Image region annotations
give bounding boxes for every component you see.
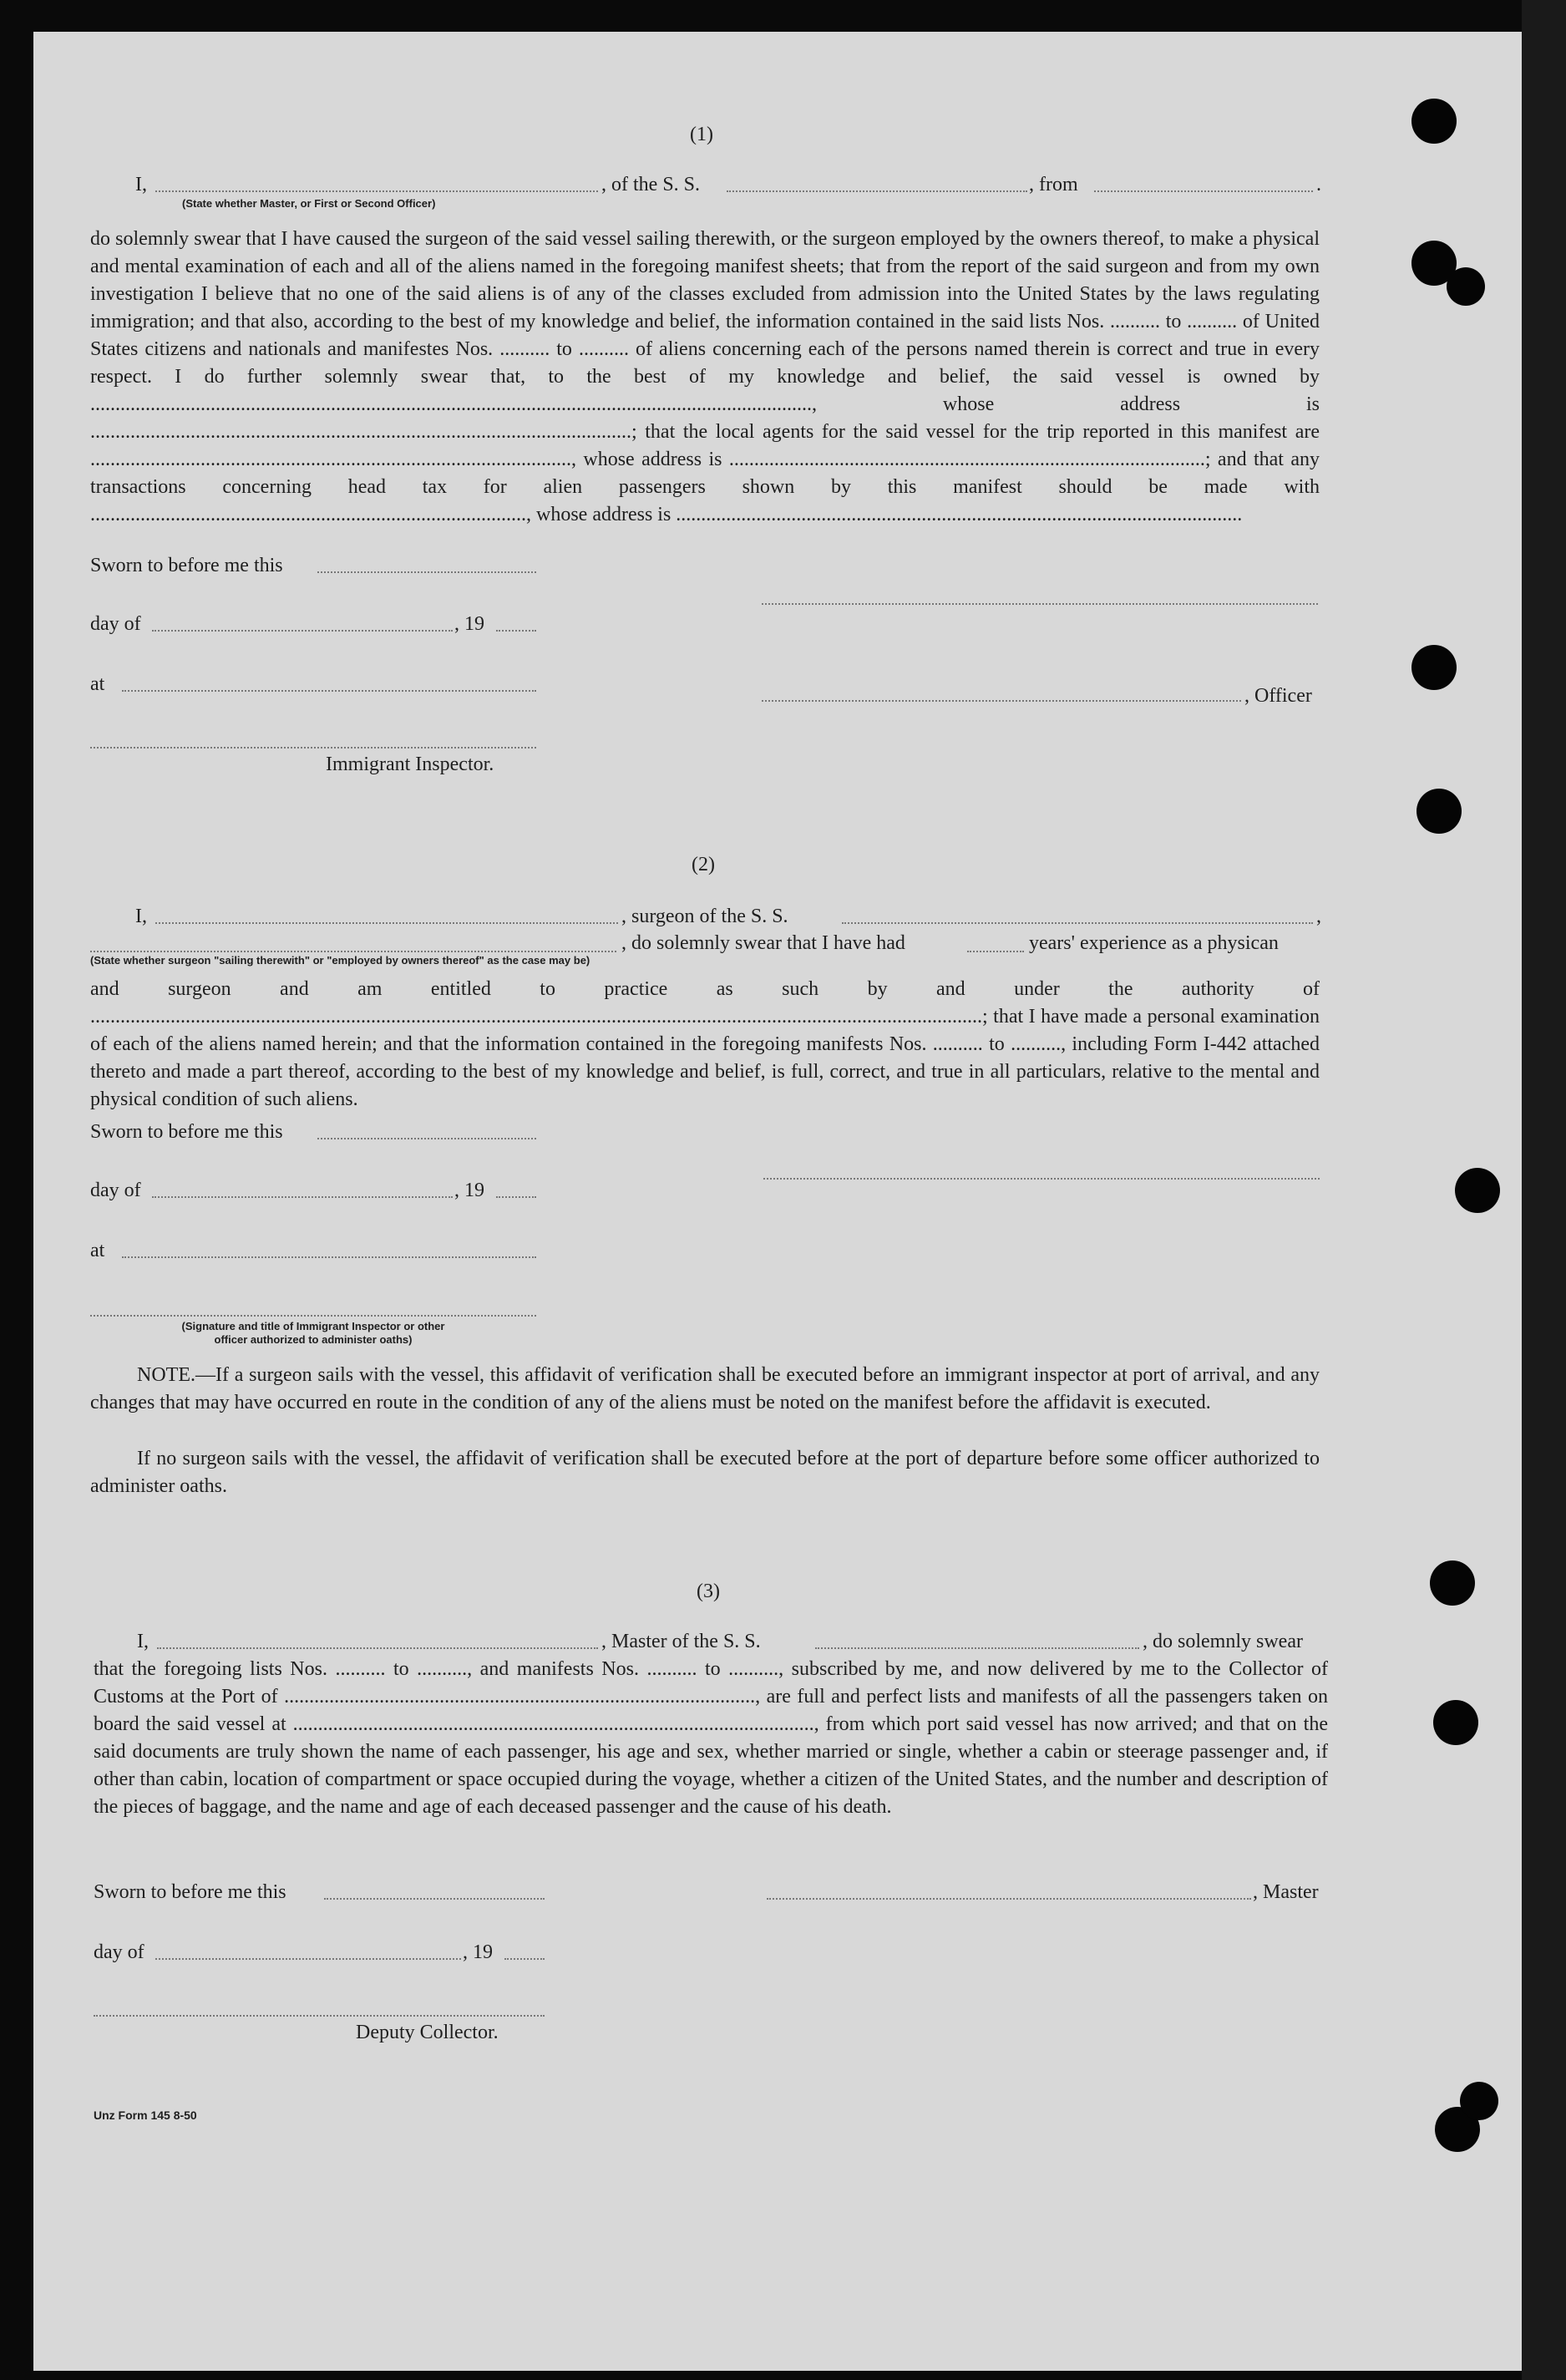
s2-year-blank [496,1196,536,1198]
s1-at-blank [122,690,536,692]
s1-from-blank [1094,190,1313,192]
s1-i-label: I, [135,174,147,195]
s3-sworn-blank [324,1898,545,1900]
s1-from-label: , from [1029,174,1078,195]
s2-note-1: NOTE.—If a surgeon sails with the vessel, this affidavit of verification shall be executed before an immigrant inspector at port of arrival, and any changes that may have occurred en route in the condition of any of the aliens must be noted on the manifest before the affidavit is executed. [90,1364,1320,1413]
s1-end-punct: . [1316,174,1321,195]
s3-deputy-blank [94,2015,545,2017]
s2-ship-blank [842,922,1313,924]
s2-surgeon-name-blank [155,922,618,924]
s1-dayof-label: day of [90,613,141,635]
punch-hole [1455,1168,1500,1213]
s2-year-label: , 19 [454,1180,484,1201]
s2-surgeon-label: , surgeon of the S. S. [621,906,788,927]
s1-year-label: , 19 [454,613,484,635]
punch-hole [1433,1700,1478,1745]
scan-border [1522,0,1566,2380]
section-3-number: (3) [697,1581,720,1602]
s2-sig-caption-2: officer authorized to administer oaths) [214,1333,413,1346]
s3-master-sign-label: , Master [1253,1881,1319,1903]
s2-day-blank [152,1196,453,1198]
s1-sworn-label: Sworn to before me this [90,555,283,576]
s2-years-blank [967,951,1024,952]
s2-oath-body: and surgeon and am entitled to practice as such by and under the authority of ..................................................................................................................................................................................; that I have made a personal examination of each of the aliens named herein; and that the information contained in the foregoing manifests Nos. .......... to .........., including Form I-442 attached thereto and made a part thereof, according to the best of my knowledge and belief, is full, correct, and true in all particulars, relative to the mental and physical condition of such aliens. [90,978,1320,1110]
section-1-number: (1) [690,124,713,145]
s2-at-blank [122,1256,536,1258]
s1-signature-blank [762,603,1318,605]
s3-sworn-label: Sworn to before me this [94,1881,286,1903]
punch-hole [1430,1560,1475,1606]
punch-hole [1411,645,1457,690]
s3-master-name-blank [157,1647,598,1649]
s2-i-label: I, [135,906,147,927]
s2-inspector-blank [90,1315,536,1317]
s2-sig-caption-1: (Signature and title of Immigrant Inspector or other [181,1320,445,1332]
s3-oath-body: that the foregoing lists Nos. .......... to .........., and manifests Nos. .......... to .........., subscribed by me, and now delivered by me to the Collector of Customs at the Port of .............................................................................................., are full and perfect lists and manifests of all the passengers taken on board the said vessel at ........................................................................................................, from which port said vessel has now arrived; and that on the said documents are truly shown the name of each passenger, his age and sex, whether married or single, whether a cabin or steerage passenger and, if other than cabin, location of compartment or space occupied during the voyage, whether a citizen of the United States, and the number and description of the pieces of baggage, and the name and age of each deceased passenger and the cause of his death. [94,1658,1328,1818]
s3-year-blank [504,1958,545,1960]
s2-note-2: If no surgeon sails with the vessel, the affidavit of verification shall be executed before at the port of departure before some officer authorized to administer oaths. [90,1448,1320,1497]
s3-swear-label: , do solemnly swear [1143,1631,1303,1652]
s1-at-label: at [90,673,105,695]
s3-day-blank [155,1958,461,1960]
s3-ship-blank [815,1647,1139,1649]
s3-i-label: I, [137,1631,149,1652]
punch-hole [1447,267,1485,306]
s3-master-label: , Master of the S. S. [601,1631,761,1652]
s1-year-blank [496,630,536,632]
section-2-number: (2) [692,854,715,875]
s1-officer-label: , Officer [1244,685,1312,707]
form-number: Unz Form 145 8-50 [94,2109,197,2122]
s1-ship-label: , of the S. S. [601,174,701,195]
punch-hole [1460,2082,1498,2120]
s2-sworn-blank [317,1138,536,1139]
s1-officer-name-blank [155,190,598,192]
s2-years-label: years' experience as a physican [1029,932,1279,954]
s2-end-punct: , [1316,906,1321,927]
s3-dayof-label: day of [94,1941,144,1963]
s1-inspector-blank [90,747,536,749]
punch-hole [1416,789,1462,834]
s1-sworn-blank [317,571,536,573]
s2-signature-blank [763,1178,1320,1180]
s1-day-blank [152,630,453,632]
s1-inspector-label: Immigrant Inspector. [326,754,494,775]
s2-at-label: at [90,1240,105,1261]
s3-deputy-label: Deputy Collector. [356,2022,499,2043]
s2-swear-label: , do solemnly swear that I have had [621,932,905,954]
punch-hole [1411,99,1457,144]
s3-year-label: , 19 [463,1941,493,1963]
s1-ship-blank [727,190,1027,192]
s1-officer-blank [762,700,1241,702]
s1-caption: (State whether Master, or First or Second Officer) [182,197,436,210]
s1-oath-body: do solemnly swear that I have caused the surgeon of the said vessel sailing therewith, or the surgeon employed by the owners thereof, to make a physical and mental examination of each and all of the aliens named in the foregoing manifest sheets; that from the report of the said surgeon and from my own investigation I believe that no one of the said aliens is of any of the classes excluded from admission into the United States by the laws regulating immigration; and that also, according to the best of my knowledge and belief, the information contained in the said lists Nos. .......... to .......... of United States citizens and nationals and manifestes Nos. .......... to .......... of aliens concerning each of the persons named therein is correct and true in every respect. I do further solemnly swear that, to the best of my knowledge and belief, the said vessel is owned by ................................................................................................................................................, whose address is ............................................................................................................; that the local agents for the said vessel for the trip reported in this manifest are ................................................................................................, whose address is ...............................................................................................; and that any transactions concerning head tax for alien passengers shown by this manifest should be made with ......................................................................................., whose address is ................................................................................................................. [90,228,1320,525]
s2-sworn-label: Sworn to before me this [90,1121,283,1143]
s3-master-sign-blank [767,1898,1251,1900]
s2-dayof-label: day of [90,1180,141,1201]
s2-caption: (State whether surgeon "sailing therewith" or "employed by owners thereof" as the case may be) [90,954,590,967]
s2-type-blank [90,951,616,952]
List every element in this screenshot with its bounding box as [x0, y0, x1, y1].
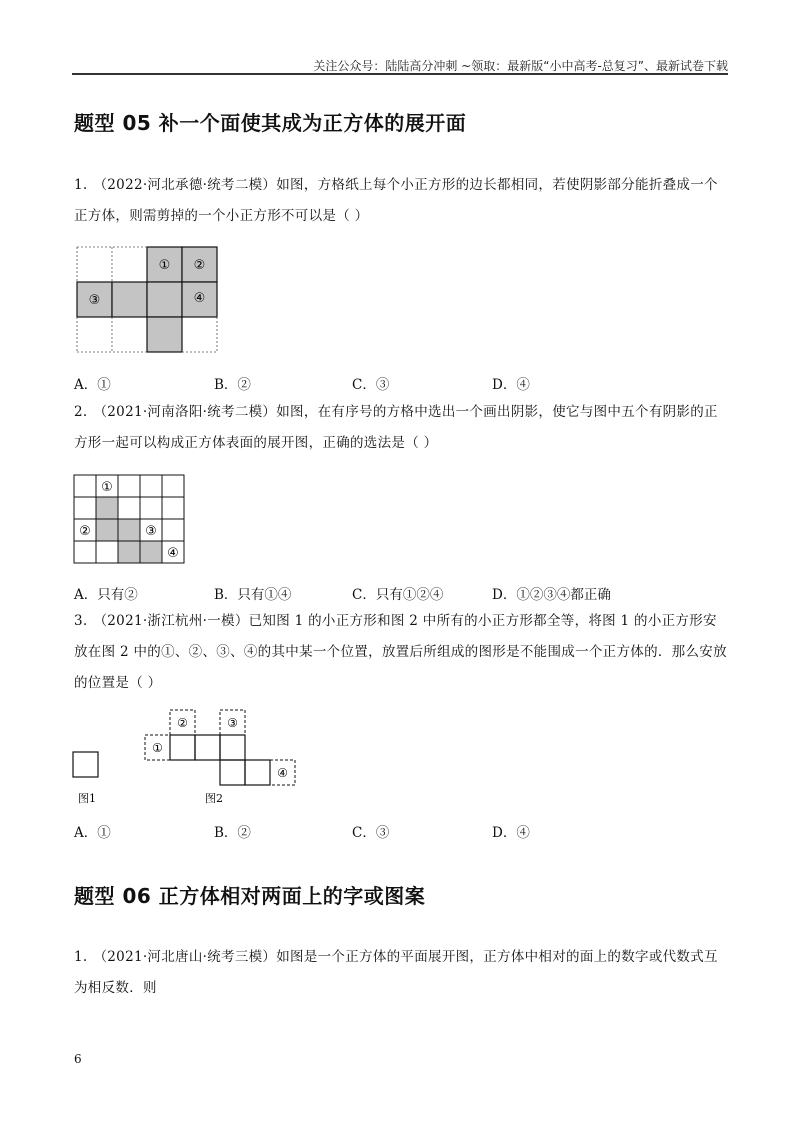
question-number: 2.: [74, 404, 88, 420]
section-title-05: 题型 05 补一个面使其成为正方体的展开面: [74, 111, 467, 135]
section-06-question-1-text: [74, 942, 729, 1004]
option-c[interactable]: C．③: [352, 825, 390, 841]
cell-label-2: ②: [79, 524, 91, 539]
question-number: 3.: [74, 613, 88, 629]
cell-label-2: ②: [177, 716, 188, 730]
figure-2-label: 图2: [205, 792, 223, 805]
question-3-figure: [72, 706, 302, 808]
question-body: （2021·浙江杭州·一模）已知图 1 的小正方形和图 2 中所有的小正方形都全等，将图 1 的小正方形安放在图 2 中的①、②、③、④的其中某一个位置，放置后所组成的图形是不能围成一个正方体的．那么安放的位置是（ ）: [74, 613, 727, 691]
option-d[interactable]: D．①②③④都正确: [492, 587, 611, 603]
question-body: （2022·河北承德·统考二模）如图，方格纸上每个小正方形的边长都相同，若使阴影部分能折叠成一个正方体，则需剪掉的一个小正方形不可以是（ ）: [74, 177, 718, 224]
option-a[interactable]: A．①: [74, 377, 111, 393]
question-number: 1.: [74, 177, 88, 193]
question-body: （2021·河北唐山·统考三模）如图是一个正方体的平面展开图，正方体中相对的面上的数字或代数式互为相反数．则: [74, 949, 718, 996]
cell-label-1: ①: [158, 258, 171, 273]
cell-label-1: ①: [152, 741, 163, 755]
cell-label-2: ②: [193, 258, 206, 273]
page-header: 关注公众号：陆陆高分冲刺 ~领取：最新版“小中高考-总复习”、最新试卷下载: [313, 59, 728, 73]
question-1-text: [74, 170, 729, 232]
page-number: 6: [74, 1052, 82, 1066]
cell-label-4: ④: [193, 291, 206, 306]
cell-label-4: ④: [167, 546, 179, 561]
option-d[interactable]: D．④: [492, 825, 530, 841]
option-b[interactable]: B．只有①④: [214, 587, 292, 603]
cell-label-4: ④: [277, 766, 288, 780]
option-d[interactable]: D．④: [492, 377, 530, 393]
figure-1-square: [73, 752, 98, 777]
cell-label-3: ③: [145, 524, 157, 539]
option-c[interactable]: C．③: [352, 377, 390, 393]
question-body: （2021·河南洛阳·统考二模）如图，在有序号的方格中选出一个画出阴影，使它与图中五个有阴影的正方形一起可以构成正方体表面的展开图，正确的选法是（ ）: [74, 404, 718, 451]
figure-1-label: 图1: [78, 792, 96, 805]
cell-label-1: ①: [101, 480, 113, 495]
cell-label-3: ③: [88, 293, 101, 308]
option-c[interactable]: C．只有①②④: [352, 587, 444, 603]
question-1-figure: [74, 245, 219, 355]
option-b[interactable]: B．②: [214, 825, 251, 841]
question-3-text: [74, 606, 729, 699]
section-title-06: 题型 06 正方体相对两面上的字或图案: [74, 884, 426, 908]
option-b[interactable]: B．②: [214, 377, 251, 393]
question-number: 1.: [74, 949, 88, 965]
header-rule: [72, 73, 728, 75]
option-a[interactable]: A．①: [74, 825, 111, 841]
option-a[interactable]: A．只有②: [74, 587, 138, 603]
question-2-text: [74, 397, 729, 459]
question-2-figure: [73, 474, 185, 564]
cell-label-3: ③: [227, 716, 238, 730]
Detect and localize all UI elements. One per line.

* Your instructions: Copy out the lines from the one with "s2-year-blank [496,1196,536,1198]" up to and including the one with "punch-hole [1411,645,1457,690]", keeping each line as it is.

* Task solution:
s2-year-blank [496,1196,536,1198]
s1-at-blank [122,690,536,692]
s1-from-blank [1094,190,1313,192]
s1-i-label: I, [135,174,147,195]
s3-sworn-blank [324,1898,545,1900]
s1-from-label: , from [1029,174,1078,195]
s2-note-1: NOTE.—If a surgeon sails with the vessel, this affidavit of verification shall be executed before an immigrant inspector at port of arrival, and any changes that may have occurred en route in the condition of any of the aliens must be noted on the manifest before the affidavit is executed. [90,1364,1320,1413]
s1-end-punct: . [1316,174,1321,195]
s3-deputy-blank [94,2015,545,2017]
s2-ship-blank [842,922,1313,924]
s2-surgeon-name-blank [155,922,618,924]
s1-dayof-label: day of [90,613,141,635]
punch-hole [1455,1168,1500,1213]
s2-year-label: , 19 [454,1180,484,1201]
s2-surgeon-label: , surgeon of the S. S. [621,906,788,927]
s1-year-label: , 19 [454,613,484,635]
punch-hole [1433,1700,1478,1745]
scan-border [1522,0,1566,2380]
section-3-number: (3) [697,1581,720,1602]
s2-sig-caption-2: officer authorized to administer oaths) [214,1333,413,1346]
s3-master-sign-label: , Master [1253,1881,1319,1903]
s2-day-blank [152,1196,453,1198]
s1-sworn-label: Sworn to before me this [90,555,283,576]
s2-years-blank [967,951,1024,952]
s2-oath-body: and surgeon and am entitled to practice as such by and under the authority of ..................................................................................................................................................................................; that I have made a personal examination of each of the aliens named herein; and that the information contained in the foregoing manifests Nos. .......... to .........., including Form I-442 attached thereto and made a part thereof, according to the best of my knowledge and belief, is full, correct, and true in all particulars, relative to the mental and physical condition of such aliens. [90,978,1320,1110]
section-1-number: (1) [690,124,713,145]
s2-at-blank [122,1256,536,1258]
s1-signature-blank [762,603,1318,605]
s3-sworn-label: Sworn to before me this [94,1881,286,1903]
punch-hole [1430,1560,1475,1606]
punch-hole [1411,645,1457,690]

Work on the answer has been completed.